**The problem:** Scan the material that follows. Copy every line containing the word "European".

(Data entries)
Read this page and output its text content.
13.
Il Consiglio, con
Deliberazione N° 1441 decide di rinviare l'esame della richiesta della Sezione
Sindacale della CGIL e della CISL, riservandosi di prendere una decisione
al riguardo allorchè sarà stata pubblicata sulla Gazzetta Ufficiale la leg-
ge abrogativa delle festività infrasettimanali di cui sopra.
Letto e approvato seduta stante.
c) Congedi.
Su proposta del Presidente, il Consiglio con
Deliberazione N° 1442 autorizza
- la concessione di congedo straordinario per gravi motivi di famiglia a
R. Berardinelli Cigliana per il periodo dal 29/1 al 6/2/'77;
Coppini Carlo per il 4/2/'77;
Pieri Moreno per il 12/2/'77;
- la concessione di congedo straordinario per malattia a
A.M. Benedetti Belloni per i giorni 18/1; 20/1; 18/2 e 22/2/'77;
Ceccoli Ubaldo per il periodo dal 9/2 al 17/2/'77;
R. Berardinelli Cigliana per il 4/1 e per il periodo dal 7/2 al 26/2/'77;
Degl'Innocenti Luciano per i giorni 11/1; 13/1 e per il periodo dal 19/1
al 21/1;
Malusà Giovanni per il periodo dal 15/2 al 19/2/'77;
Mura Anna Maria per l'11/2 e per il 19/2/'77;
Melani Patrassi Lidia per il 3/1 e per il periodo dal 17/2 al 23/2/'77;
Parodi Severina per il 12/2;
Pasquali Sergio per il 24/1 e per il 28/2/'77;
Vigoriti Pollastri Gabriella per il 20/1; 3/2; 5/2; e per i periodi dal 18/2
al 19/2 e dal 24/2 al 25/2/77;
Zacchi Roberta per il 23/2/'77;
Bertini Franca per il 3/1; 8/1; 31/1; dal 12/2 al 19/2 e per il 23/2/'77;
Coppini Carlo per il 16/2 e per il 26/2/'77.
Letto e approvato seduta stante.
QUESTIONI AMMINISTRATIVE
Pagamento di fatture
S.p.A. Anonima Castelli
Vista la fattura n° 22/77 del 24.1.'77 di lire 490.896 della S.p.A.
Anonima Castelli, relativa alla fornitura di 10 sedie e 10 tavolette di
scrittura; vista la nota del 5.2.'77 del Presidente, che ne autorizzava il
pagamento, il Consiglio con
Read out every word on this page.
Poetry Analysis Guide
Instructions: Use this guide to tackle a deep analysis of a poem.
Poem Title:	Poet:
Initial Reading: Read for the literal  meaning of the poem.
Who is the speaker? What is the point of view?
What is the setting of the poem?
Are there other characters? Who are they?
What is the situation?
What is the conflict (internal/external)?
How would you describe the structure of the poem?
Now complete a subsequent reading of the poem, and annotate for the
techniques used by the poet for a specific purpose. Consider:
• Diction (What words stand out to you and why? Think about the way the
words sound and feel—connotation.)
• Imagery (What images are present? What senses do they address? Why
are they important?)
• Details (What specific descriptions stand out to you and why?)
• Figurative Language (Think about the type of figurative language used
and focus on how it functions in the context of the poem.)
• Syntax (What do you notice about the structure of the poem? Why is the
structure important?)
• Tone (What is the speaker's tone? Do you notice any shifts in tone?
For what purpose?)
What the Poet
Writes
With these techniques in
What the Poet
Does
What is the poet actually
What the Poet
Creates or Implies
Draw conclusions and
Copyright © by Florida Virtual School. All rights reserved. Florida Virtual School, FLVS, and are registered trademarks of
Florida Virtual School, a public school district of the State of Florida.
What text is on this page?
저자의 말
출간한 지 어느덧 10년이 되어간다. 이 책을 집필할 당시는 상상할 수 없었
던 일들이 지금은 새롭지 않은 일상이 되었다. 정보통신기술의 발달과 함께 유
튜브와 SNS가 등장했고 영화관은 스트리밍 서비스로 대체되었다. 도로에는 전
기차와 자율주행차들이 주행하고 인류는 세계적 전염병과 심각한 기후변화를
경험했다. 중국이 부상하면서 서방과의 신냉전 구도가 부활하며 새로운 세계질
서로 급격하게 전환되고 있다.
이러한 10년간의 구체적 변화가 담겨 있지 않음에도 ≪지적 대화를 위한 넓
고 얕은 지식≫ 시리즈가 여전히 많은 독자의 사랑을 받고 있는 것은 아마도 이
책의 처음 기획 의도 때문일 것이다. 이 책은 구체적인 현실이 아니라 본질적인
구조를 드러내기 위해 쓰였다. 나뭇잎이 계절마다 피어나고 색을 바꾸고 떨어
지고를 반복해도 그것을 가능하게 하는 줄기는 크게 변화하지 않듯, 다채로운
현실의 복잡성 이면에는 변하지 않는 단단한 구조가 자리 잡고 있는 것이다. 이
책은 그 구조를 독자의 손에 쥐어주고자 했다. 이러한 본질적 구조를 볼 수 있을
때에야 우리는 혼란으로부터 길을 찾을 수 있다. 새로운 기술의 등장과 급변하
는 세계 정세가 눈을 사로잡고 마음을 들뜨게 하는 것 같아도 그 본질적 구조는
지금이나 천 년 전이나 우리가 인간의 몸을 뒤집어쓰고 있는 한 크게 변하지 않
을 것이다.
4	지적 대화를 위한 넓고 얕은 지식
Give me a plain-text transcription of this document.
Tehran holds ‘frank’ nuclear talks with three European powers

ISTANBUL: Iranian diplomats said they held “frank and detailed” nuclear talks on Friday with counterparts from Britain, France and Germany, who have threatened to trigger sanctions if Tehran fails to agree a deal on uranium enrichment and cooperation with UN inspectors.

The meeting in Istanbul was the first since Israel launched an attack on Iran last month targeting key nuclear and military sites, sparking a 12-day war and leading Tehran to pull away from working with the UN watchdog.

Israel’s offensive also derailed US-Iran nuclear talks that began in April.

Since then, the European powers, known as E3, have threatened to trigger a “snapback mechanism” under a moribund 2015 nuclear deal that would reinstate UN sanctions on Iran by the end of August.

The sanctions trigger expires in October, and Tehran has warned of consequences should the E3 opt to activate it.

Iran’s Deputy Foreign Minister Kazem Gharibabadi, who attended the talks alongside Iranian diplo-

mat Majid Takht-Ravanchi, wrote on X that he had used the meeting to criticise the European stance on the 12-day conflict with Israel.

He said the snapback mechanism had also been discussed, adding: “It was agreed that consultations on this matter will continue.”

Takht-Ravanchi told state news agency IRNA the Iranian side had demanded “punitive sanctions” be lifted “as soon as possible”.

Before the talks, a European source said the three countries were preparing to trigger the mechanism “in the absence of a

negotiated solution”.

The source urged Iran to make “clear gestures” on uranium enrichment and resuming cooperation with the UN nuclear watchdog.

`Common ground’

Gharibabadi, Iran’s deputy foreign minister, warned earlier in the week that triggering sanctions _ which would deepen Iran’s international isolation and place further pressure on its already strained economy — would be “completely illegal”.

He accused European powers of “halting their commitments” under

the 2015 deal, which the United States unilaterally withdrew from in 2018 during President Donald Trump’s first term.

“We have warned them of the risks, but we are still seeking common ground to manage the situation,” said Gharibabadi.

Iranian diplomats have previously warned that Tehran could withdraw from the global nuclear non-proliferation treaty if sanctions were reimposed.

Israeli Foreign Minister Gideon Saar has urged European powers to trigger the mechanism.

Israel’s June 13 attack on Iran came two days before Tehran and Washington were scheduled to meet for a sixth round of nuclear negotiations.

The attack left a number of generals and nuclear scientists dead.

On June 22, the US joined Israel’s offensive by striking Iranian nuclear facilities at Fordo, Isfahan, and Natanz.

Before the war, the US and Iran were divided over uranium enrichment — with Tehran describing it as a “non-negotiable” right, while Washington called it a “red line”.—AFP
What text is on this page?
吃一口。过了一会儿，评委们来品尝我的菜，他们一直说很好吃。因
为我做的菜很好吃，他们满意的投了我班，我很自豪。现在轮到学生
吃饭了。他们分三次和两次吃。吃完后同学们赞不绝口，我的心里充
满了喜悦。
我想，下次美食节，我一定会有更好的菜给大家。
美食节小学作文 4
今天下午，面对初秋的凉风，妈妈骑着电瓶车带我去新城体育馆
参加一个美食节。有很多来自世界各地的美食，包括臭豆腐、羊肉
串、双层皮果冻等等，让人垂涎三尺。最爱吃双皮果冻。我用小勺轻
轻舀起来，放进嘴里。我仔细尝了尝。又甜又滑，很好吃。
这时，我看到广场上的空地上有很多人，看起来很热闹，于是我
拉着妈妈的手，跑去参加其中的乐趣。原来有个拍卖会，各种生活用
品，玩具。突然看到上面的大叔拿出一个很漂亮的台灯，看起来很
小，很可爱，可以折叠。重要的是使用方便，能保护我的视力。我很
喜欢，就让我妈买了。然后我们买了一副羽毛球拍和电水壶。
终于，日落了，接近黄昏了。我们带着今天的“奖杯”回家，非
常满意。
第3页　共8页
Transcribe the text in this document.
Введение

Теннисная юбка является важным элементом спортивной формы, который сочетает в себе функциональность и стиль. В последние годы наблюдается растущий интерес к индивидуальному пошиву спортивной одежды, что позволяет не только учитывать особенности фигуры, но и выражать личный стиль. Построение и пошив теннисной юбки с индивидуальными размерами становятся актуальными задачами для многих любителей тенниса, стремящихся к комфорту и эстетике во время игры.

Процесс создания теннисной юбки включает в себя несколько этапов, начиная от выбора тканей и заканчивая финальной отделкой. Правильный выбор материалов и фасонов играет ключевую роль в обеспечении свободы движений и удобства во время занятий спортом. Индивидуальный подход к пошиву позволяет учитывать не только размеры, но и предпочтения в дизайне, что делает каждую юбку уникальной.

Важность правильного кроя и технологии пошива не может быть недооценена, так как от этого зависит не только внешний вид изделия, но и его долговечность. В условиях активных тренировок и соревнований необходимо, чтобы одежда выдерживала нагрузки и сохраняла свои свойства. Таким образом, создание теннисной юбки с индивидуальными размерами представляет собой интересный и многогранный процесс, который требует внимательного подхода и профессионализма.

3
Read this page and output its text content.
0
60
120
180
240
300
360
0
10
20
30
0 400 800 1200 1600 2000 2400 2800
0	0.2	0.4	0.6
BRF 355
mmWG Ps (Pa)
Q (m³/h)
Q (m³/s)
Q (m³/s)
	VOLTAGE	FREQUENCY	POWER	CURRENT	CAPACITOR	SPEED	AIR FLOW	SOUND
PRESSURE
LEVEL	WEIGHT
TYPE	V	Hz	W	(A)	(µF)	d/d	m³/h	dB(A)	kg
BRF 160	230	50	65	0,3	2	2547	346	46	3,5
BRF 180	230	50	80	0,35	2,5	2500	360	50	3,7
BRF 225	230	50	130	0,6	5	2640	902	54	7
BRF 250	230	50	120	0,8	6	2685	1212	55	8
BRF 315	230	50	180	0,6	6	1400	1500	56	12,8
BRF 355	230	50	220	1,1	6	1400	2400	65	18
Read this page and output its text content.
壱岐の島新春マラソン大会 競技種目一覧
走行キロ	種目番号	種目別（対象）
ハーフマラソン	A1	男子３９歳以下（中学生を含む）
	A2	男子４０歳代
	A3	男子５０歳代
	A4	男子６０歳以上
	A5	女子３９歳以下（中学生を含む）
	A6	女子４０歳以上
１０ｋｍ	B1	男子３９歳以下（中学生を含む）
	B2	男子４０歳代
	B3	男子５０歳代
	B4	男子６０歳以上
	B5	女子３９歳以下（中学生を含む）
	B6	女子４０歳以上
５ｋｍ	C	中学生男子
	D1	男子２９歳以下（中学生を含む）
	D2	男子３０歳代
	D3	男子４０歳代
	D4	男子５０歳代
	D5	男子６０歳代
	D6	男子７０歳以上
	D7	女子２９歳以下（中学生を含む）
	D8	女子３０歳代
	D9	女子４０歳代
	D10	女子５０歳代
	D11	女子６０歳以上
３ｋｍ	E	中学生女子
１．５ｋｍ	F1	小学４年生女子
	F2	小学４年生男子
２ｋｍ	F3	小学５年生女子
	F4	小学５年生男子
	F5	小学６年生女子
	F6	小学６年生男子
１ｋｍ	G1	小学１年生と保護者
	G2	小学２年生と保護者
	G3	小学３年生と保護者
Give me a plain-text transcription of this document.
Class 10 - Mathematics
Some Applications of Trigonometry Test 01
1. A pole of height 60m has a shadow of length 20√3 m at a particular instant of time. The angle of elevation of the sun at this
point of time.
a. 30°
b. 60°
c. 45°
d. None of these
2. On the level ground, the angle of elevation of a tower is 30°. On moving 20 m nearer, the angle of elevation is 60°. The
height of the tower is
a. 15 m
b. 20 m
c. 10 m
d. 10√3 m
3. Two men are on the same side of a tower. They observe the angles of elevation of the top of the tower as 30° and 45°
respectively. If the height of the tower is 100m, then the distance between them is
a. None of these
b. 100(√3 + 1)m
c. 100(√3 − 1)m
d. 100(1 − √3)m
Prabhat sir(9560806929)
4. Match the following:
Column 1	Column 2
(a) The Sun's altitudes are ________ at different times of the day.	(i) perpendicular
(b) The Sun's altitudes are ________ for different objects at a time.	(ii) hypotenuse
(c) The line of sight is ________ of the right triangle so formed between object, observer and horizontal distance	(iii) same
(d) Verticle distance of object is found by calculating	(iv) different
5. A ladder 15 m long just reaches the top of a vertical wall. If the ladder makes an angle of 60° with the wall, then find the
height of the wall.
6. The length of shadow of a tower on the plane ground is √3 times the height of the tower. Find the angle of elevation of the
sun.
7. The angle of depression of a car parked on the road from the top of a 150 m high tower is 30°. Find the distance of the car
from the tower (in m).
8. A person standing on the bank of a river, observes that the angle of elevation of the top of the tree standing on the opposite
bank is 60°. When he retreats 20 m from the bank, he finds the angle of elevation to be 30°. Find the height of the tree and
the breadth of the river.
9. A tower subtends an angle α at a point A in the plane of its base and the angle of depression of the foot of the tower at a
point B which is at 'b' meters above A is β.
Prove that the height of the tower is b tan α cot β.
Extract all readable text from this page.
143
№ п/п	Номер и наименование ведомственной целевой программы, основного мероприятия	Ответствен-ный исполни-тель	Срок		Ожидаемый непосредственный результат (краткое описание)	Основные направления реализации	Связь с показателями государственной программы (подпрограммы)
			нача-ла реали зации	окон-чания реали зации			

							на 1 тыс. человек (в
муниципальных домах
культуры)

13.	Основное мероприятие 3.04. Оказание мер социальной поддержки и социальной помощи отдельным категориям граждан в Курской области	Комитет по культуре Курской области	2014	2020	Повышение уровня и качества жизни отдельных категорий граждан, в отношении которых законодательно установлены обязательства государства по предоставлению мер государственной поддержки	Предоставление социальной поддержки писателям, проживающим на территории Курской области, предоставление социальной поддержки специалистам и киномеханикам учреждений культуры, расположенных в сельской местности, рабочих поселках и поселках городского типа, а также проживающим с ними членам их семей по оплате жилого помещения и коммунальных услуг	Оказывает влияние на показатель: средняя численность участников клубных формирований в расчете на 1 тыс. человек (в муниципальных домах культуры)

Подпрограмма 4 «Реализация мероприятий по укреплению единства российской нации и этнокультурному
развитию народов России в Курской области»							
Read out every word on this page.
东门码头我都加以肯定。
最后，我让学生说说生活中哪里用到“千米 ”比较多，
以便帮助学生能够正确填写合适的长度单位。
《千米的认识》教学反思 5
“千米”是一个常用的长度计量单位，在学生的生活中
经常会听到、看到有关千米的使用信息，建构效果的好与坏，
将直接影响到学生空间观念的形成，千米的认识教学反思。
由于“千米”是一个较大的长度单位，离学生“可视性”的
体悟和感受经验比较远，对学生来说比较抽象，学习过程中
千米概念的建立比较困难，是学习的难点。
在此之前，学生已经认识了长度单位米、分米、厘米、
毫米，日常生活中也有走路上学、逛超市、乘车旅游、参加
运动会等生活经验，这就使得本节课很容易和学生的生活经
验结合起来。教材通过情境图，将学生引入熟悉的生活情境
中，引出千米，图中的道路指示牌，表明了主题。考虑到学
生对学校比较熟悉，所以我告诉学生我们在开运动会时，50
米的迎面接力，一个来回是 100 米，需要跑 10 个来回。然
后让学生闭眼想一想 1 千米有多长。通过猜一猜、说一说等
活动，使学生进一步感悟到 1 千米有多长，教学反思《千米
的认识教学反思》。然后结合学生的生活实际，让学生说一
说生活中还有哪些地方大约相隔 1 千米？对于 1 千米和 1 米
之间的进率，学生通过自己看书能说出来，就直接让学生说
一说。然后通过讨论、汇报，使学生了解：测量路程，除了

**Correct result:**
Tehran holds ‘frank’ nuclear talks with three European powers
Since then, the European powers, known as E3, have threatened to trigger a “snapback mechanism” under a moribund 2015 nuclear deal that would reinstate UN sanctions on Iran by the end of August.
mat Majid Takht-Ravanchi, wrote on X that he had used the meeting to criticise the European stance on the 12-day conflict with Israel.
Before the talks, a European source said the three countries were preparing to trigger the mechanism “in the absence of a
He accused European powers of “halting their commitments” under
Israeli Foreign Minister Gideon Saar has urged European powers to trigger the mechanism.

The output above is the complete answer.